Copy out lines with the word "товаров" from the material that follows.

**** Available data

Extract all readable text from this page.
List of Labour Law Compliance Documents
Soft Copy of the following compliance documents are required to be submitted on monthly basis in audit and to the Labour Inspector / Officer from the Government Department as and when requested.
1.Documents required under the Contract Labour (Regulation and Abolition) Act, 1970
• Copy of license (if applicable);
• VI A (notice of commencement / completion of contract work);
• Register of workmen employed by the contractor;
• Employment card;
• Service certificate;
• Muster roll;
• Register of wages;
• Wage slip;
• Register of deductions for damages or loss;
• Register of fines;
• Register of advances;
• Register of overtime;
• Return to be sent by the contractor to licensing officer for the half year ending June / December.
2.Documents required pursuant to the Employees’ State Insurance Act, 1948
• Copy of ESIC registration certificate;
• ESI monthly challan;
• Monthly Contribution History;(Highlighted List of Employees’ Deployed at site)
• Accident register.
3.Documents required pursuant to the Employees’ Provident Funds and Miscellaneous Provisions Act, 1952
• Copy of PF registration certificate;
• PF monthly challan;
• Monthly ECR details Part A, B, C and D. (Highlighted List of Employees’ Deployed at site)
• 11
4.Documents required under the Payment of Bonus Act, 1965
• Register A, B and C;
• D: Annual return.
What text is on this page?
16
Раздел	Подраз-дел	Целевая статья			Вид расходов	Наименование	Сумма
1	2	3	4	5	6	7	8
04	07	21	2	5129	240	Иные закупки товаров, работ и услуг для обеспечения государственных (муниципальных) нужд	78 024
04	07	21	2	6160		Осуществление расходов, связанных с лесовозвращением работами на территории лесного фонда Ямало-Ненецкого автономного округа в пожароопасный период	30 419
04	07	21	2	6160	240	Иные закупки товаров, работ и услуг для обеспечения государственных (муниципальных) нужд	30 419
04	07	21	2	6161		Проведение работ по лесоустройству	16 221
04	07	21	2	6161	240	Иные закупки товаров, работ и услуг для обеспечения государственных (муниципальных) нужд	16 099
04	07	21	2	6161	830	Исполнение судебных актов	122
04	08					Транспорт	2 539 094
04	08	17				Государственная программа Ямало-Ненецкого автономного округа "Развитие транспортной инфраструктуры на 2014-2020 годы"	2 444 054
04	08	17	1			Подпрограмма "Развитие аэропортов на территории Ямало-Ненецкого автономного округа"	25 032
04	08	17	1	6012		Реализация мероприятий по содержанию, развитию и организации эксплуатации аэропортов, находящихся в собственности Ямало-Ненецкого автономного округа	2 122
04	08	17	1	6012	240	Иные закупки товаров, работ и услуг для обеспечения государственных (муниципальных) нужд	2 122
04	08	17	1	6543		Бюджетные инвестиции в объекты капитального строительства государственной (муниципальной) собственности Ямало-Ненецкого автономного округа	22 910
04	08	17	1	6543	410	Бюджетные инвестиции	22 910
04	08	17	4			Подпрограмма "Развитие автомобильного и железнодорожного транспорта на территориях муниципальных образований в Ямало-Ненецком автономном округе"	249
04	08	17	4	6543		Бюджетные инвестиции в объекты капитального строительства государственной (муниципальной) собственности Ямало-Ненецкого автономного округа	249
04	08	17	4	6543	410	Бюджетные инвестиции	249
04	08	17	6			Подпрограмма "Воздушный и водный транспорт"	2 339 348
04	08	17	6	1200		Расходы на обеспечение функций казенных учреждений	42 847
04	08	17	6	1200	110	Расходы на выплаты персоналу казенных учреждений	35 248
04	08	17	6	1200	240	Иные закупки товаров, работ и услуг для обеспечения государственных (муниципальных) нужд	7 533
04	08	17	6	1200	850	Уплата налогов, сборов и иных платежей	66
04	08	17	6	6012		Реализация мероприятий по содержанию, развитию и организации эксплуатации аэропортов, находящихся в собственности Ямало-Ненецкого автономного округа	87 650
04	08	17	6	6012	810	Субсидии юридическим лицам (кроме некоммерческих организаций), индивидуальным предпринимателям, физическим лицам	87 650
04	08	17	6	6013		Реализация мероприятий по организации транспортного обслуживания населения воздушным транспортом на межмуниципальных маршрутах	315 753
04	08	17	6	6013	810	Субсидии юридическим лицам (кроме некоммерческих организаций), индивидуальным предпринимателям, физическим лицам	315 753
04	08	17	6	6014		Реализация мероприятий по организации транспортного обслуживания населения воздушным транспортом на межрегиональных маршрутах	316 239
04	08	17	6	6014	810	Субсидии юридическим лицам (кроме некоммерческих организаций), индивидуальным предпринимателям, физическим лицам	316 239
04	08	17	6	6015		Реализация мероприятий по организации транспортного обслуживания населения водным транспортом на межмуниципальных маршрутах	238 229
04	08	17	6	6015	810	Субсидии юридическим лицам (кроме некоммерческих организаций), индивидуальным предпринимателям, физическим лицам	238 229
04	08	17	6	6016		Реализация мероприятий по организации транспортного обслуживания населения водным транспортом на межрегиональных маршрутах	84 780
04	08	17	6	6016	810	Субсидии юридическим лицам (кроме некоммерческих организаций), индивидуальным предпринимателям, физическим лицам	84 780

********
**** Available data

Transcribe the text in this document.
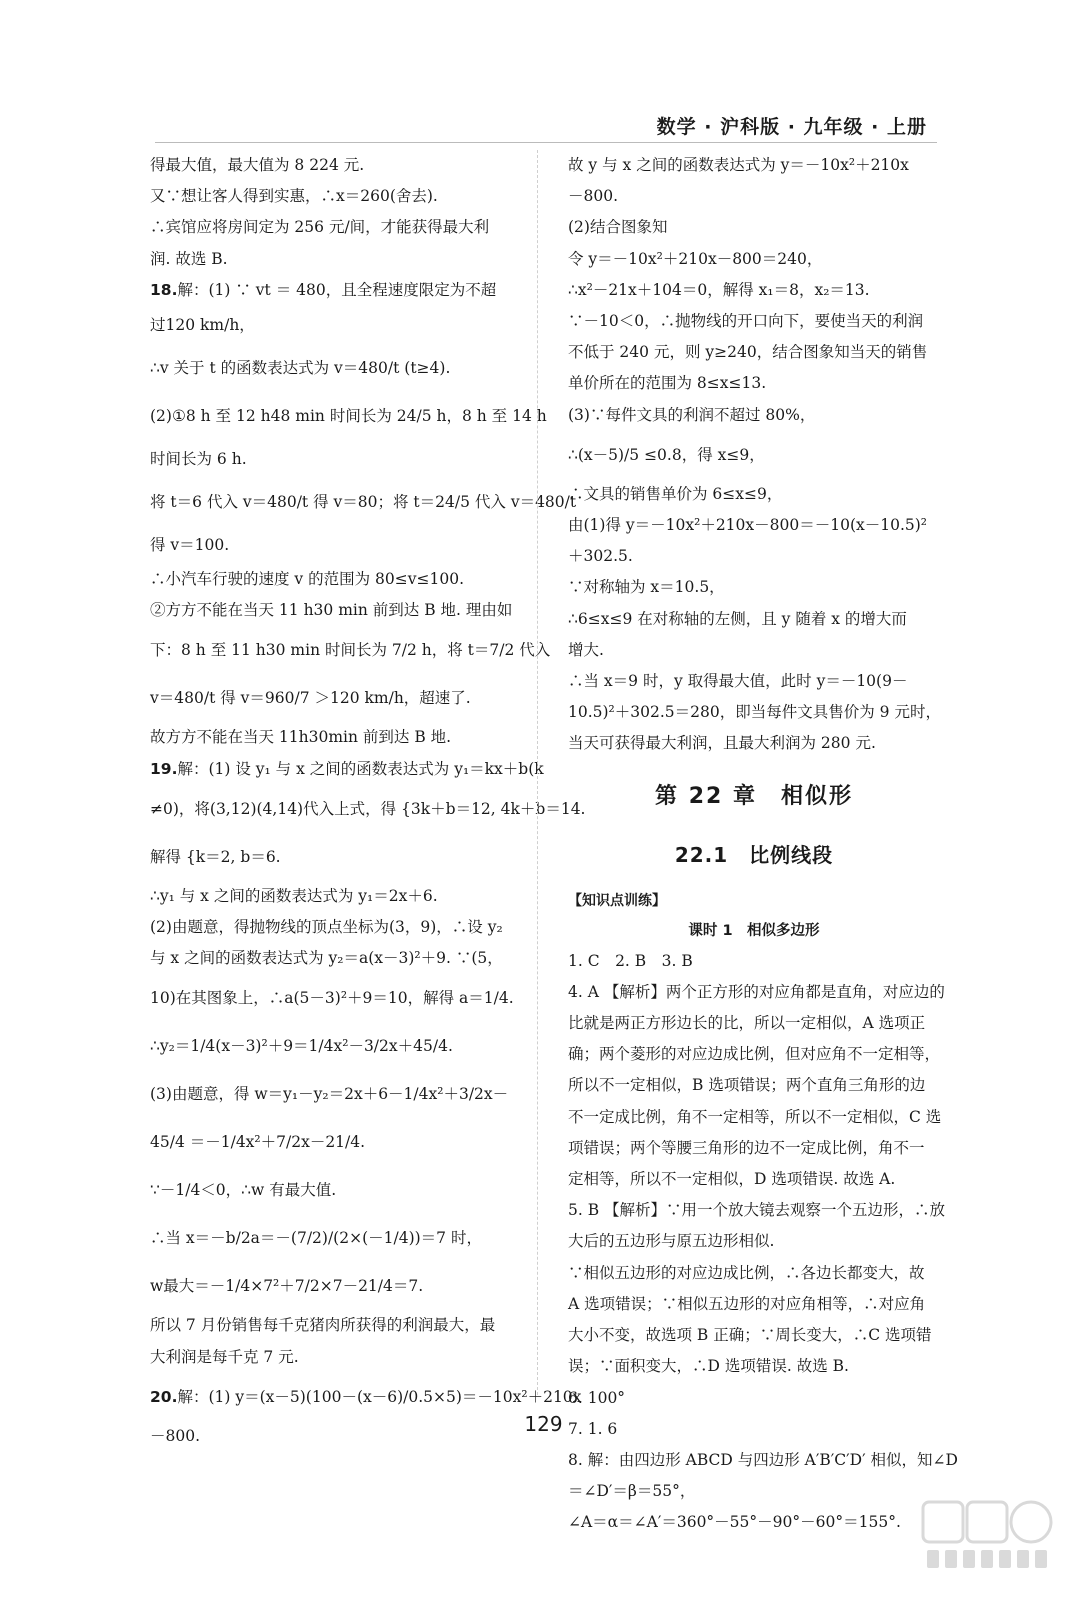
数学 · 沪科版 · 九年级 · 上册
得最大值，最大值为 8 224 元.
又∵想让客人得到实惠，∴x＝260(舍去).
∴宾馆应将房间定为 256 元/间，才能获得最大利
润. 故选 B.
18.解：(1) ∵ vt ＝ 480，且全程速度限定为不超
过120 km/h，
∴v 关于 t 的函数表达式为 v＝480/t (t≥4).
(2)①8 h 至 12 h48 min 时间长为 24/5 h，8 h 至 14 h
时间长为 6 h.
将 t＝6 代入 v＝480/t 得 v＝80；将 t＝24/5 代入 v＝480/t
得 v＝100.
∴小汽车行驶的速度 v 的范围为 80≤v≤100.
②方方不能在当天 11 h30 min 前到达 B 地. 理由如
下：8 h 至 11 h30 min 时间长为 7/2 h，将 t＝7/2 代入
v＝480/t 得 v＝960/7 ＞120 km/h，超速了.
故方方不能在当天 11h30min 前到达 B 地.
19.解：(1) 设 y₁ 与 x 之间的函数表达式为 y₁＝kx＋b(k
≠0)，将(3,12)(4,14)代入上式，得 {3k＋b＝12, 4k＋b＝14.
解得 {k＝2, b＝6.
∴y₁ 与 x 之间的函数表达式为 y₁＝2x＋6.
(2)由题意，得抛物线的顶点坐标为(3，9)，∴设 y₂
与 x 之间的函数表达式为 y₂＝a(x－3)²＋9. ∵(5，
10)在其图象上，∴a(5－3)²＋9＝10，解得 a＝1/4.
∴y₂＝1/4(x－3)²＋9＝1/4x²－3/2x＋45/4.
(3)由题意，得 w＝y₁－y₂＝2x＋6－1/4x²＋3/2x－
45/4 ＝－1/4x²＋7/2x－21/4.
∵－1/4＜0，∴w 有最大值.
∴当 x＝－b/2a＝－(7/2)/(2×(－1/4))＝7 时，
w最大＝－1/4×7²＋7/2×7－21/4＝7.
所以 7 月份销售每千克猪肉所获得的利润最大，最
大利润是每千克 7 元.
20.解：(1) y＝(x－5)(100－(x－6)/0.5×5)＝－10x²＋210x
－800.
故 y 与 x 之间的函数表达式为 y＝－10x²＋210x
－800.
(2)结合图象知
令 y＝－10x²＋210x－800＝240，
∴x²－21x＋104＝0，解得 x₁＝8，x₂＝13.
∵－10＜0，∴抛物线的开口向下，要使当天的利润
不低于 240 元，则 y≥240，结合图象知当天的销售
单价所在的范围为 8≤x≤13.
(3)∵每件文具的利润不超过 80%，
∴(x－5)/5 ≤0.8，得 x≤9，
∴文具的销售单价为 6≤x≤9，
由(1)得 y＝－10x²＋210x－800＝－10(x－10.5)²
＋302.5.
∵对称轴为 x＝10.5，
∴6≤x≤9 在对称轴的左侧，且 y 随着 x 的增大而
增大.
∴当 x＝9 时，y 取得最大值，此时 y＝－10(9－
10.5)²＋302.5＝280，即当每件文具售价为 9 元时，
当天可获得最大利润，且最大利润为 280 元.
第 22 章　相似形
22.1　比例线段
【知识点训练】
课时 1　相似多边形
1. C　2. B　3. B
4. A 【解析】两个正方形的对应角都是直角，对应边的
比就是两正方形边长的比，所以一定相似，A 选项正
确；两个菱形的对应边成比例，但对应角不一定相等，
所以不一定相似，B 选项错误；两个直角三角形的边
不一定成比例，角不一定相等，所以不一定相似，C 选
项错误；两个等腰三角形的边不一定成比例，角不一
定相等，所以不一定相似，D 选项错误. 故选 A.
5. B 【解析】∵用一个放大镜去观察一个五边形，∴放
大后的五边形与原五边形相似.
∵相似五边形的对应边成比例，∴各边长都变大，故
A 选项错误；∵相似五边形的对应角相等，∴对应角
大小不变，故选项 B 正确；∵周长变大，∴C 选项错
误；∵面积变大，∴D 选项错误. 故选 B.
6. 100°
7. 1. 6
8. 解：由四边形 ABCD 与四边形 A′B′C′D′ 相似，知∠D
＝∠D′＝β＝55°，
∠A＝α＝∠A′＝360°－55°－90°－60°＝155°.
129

********

Completed task:
04	07	21	2	5129	240	Иные закупки товаров, работ и услуг для обеспечения государственных (муниципальных) нужд	78 024
04	07	21	2	6160	240	Иные закупки товаров, работ и услуг для обеспечения государственных (муниципальных) нужд	30 419
04	07	21	2	6161	240	Иные закупки товаров, работ и услуг для обеспечения государственных (муниципальных) нужд	16 099
04	08	17	1	6012	240	Иные закупки товаров, работ и услуг для обеспечения государственных (муниципальных) нужд	2 122
04	08	17	6	1200	240	Иные закупки товаров, работ и услуг для обеспечения государственных (муниципальных) нужд	7 533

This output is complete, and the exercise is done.